### Document transcript data
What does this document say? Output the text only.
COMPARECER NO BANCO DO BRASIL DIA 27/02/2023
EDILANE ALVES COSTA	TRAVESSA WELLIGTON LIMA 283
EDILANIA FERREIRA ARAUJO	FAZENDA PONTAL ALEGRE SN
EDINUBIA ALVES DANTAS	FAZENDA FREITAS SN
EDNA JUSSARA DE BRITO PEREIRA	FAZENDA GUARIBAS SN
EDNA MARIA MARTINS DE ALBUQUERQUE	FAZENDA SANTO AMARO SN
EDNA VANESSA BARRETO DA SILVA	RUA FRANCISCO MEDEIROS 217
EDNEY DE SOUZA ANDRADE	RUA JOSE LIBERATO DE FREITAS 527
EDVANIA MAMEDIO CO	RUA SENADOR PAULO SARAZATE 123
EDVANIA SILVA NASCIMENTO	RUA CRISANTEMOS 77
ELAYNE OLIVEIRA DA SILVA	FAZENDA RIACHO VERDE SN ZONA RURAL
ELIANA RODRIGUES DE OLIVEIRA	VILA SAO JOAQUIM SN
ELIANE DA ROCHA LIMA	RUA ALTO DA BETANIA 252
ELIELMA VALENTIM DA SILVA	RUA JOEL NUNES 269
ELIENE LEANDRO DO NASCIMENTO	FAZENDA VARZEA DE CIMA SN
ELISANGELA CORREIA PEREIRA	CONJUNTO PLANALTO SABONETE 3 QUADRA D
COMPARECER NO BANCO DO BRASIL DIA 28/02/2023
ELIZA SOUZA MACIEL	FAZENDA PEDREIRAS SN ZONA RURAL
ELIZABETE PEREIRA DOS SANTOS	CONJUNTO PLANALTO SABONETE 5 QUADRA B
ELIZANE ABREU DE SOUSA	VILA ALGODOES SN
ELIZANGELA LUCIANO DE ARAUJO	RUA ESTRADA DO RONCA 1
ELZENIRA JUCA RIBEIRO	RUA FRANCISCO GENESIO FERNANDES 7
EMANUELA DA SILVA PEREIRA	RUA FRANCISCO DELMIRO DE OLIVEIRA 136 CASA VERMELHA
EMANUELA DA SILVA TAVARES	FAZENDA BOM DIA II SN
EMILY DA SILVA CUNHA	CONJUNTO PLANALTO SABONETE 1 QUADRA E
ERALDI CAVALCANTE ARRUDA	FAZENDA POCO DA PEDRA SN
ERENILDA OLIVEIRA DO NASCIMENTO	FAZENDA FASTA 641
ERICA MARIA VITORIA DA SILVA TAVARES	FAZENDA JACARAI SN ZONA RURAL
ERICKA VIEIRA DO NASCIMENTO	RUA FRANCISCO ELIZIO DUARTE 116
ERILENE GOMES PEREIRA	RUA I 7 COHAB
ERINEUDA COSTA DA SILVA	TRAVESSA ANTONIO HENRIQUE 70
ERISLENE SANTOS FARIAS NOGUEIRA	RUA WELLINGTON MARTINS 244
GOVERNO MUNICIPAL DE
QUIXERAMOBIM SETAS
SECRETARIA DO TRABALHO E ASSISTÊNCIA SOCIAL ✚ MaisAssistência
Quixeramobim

### ACTIVITY
Transcribe each entry word for word.

### FINAL ANSWER
What does this document say? Output the text only.
COMPARECER NO BANCO DO BRASIL DIA 27/02/2023
EDILANE ALVES COSTA	TRAVESSA WELLIGTON LIMA 283
EDILANIA FERREIRA ARAUJO	FAZENDA PONTAL ALEGRE SN
EDINUBIA ALVES DANTAS	FAZENDA FREITAS SN
EDNA JUSSARA DE BRITO PEREIRA	FAZENDA GUARIBAS SN
EDNA MARIA MARTINS DE ALBUQUERQUE	FAZENDA SANTO AMARO SN
EDNA VANESSA BARRETO DA SILVA	RUA FRANCISCO MEDEIROS 217
EDNEY DE SOUZA ANDRADE	RUA JOSE LIBERATO DE FREITAS 527
EDVANIA MAMEDIO CO	RUA SENADOR PAULO SARAZATE 123
EDVANIA SILVA NASCIMENTO	RUA CRISANTEMOS 77
ELAYNE OLIVEIRA DA SILVA	FAZENDA RIACHO VERDE SN ZONA RURAL
ELIANA RODRIGUES DE OLIVEIRA	VILA SAO JOAQUIM SN
ELIANE DA ROCHA LIMA	RUA ALTO DA BETANIA 252
ELIELMA VALENTIM DA SILVA	RUA JOEL NUNES 269
ELIENE LEANDRO DO NASCIMENTO	FAZENDA VARZEA DE CIMA SN
ELISANGELA CORREIA PEREIRA	CONJUNTO PLANALTO SABONETE 3 QUADRA D
COMPARECER NO BANCO DO BRASIL DIA 28/02/2023
ELIZA SOUZA MACIEL	FAZENDA PEDREIRAS SN ZONA RURAL
ELIZABETE PEREIRA DOS SANTOS	CONJUNTO PLANALTO SABONETE 5 QUADRA B
ELIZANE ABREU DE SOUSA	VILA ALGODOES SN
ELIZANGELA LUCIANO DE ARAUJO	RUA ESTRADA DO RONCA 1
ELZENIRA JUCA RIBEIRO	RUA FRANCISCO GENESIO FERNANDES 7
EMANUELA DA SILVA PEREIRA	RUA FRANCISCO DELMIRO DE OLIVEIRA 136 CASA VERMELHA
EMANUELA DA SILVA TAVARES	FAZENDA BOM DIA II SN
EMILY DA SILVA CUNHA	CONJUNTO PLANALTO SABONETE 1 QUADRA E
ERALDI CAVALCANTE ARRUDA	FAZENDA POCO DA PEDRA SN
ERENILDA OLIVEIRA DO NASCIMENTO	FAZENDA FASTA 641
ERICA MARIA VITORIA DA SILVA TAVARES	FAZENDA JACARAI SN ZONA RURAL
ERICKA VIEIRA DO NASCIMENTO	RUA FRANCISCO ELIZIO DUARTE 116
ERILENE GOMES PEREIRA	RUA I 7 COHAB
ERINEUDA COSTA DA SILVA	TRAVESSA ANTONIO HENRIQUE 70
ERISLENE SANTOS FARIAS NOGUEIRA	RUA WELLINGTON MARTINS 244
GOVERNO MUNICIPAL DE
QUIXERAMOBIM SETAS
SECRETARIA DO TRABALHO E ASSISTÊNCIA SOCIAL ✚ MaisAssistência
Quixeramobim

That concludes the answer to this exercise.